» **Objective**
Count the lines below that contain the word "component". Reply with the number only.

» **Records provided**
-- Begin --

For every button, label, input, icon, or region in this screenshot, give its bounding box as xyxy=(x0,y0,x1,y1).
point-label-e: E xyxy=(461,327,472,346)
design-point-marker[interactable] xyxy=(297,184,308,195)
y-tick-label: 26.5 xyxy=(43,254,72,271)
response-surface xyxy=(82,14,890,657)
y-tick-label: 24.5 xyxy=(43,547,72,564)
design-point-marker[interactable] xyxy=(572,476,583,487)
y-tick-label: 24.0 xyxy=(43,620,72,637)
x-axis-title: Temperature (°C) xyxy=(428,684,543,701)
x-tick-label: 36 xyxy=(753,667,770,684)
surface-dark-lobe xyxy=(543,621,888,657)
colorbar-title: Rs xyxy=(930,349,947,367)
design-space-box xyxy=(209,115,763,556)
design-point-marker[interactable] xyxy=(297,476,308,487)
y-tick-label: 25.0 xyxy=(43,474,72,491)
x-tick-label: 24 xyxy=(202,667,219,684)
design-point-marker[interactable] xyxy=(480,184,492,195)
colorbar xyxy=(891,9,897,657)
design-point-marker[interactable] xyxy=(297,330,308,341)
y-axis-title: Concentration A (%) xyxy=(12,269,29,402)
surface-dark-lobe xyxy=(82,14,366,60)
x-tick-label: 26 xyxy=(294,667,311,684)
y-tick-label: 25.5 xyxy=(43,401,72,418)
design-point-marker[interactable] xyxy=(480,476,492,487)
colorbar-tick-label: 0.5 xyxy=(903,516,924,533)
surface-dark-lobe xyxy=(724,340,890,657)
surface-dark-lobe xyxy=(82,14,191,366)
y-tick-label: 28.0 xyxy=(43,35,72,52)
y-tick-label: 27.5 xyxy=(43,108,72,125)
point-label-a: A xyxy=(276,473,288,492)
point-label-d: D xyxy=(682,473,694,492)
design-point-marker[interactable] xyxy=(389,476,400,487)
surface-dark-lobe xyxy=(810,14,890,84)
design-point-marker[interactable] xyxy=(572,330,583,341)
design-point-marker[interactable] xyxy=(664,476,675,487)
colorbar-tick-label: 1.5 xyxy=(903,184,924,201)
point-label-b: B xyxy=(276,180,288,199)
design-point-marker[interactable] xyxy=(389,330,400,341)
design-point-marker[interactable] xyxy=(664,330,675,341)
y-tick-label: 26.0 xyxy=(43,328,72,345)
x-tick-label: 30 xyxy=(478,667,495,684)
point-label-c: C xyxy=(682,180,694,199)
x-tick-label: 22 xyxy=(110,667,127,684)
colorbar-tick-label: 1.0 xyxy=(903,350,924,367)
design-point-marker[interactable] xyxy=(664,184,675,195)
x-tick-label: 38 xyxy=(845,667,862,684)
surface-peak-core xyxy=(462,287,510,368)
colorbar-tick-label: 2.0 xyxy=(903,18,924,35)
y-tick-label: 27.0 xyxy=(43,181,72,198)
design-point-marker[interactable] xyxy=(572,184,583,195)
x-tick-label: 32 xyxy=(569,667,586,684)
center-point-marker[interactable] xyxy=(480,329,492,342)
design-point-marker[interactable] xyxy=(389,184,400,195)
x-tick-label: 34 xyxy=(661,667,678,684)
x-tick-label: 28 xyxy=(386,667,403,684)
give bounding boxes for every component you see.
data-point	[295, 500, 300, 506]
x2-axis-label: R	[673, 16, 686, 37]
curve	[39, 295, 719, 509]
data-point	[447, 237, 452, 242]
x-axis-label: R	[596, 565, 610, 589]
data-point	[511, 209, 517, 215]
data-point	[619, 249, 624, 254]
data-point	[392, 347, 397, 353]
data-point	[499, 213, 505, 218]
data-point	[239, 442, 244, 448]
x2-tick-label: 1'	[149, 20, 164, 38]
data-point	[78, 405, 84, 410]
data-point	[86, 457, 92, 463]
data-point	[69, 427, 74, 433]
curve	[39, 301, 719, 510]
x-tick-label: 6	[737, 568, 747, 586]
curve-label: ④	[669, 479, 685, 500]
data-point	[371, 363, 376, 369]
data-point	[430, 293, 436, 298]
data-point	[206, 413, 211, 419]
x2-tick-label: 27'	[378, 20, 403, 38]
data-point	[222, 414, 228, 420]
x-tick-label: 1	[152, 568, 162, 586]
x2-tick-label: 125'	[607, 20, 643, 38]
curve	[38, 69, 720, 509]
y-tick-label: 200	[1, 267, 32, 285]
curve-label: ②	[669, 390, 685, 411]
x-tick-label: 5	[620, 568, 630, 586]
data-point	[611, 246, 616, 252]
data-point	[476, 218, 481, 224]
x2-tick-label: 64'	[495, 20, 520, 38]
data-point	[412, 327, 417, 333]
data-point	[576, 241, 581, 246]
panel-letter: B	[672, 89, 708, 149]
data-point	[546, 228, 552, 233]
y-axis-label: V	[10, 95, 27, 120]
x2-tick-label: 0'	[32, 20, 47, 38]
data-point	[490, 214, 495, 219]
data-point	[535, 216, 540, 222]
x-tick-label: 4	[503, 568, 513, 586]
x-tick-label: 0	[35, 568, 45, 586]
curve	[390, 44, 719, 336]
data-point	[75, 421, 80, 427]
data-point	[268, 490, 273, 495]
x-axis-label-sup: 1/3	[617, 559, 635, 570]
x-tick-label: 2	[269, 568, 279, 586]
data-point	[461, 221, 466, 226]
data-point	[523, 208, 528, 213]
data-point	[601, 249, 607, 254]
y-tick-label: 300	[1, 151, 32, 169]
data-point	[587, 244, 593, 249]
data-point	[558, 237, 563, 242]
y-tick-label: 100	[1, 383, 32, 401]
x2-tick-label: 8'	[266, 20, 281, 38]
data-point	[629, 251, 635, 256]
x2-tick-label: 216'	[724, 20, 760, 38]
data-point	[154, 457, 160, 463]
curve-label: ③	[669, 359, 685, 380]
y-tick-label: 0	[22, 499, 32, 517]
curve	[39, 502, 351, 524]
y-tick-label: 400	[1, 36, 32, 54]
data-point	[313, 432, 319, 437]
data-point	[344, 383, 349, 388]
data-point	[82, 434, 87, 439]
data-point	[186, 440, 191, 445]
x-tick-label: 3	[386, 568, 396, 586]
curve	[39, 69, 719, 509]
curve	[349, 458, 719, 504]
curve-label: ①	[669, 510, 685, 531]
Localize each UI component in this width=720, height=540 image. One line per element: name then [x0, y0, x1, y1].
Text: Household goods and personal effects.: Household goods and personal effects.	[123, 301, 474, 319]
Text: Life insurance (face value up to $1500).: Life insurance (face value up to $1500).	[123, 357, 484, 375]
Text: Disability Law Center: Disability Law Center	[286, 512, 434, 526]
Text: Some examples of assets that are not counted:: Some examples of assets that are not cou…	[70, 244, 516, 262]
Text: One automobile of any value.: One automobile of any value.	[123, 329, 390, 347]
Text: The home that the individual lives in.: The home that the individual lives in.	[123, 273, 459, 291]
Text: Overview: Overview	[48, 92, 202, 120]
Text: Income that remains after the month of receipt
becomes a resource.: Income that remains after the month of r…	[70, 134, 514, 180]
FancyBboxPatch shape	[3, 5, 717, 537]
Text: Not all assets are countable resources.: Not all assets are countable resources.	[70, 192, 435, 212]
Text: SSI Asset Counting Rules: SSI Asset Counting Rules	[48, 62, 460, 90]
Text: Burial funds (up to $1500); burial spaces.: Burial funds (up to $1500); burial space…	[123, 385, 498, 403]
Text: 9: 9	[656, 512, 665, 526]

-- End --

» **Task solution**
2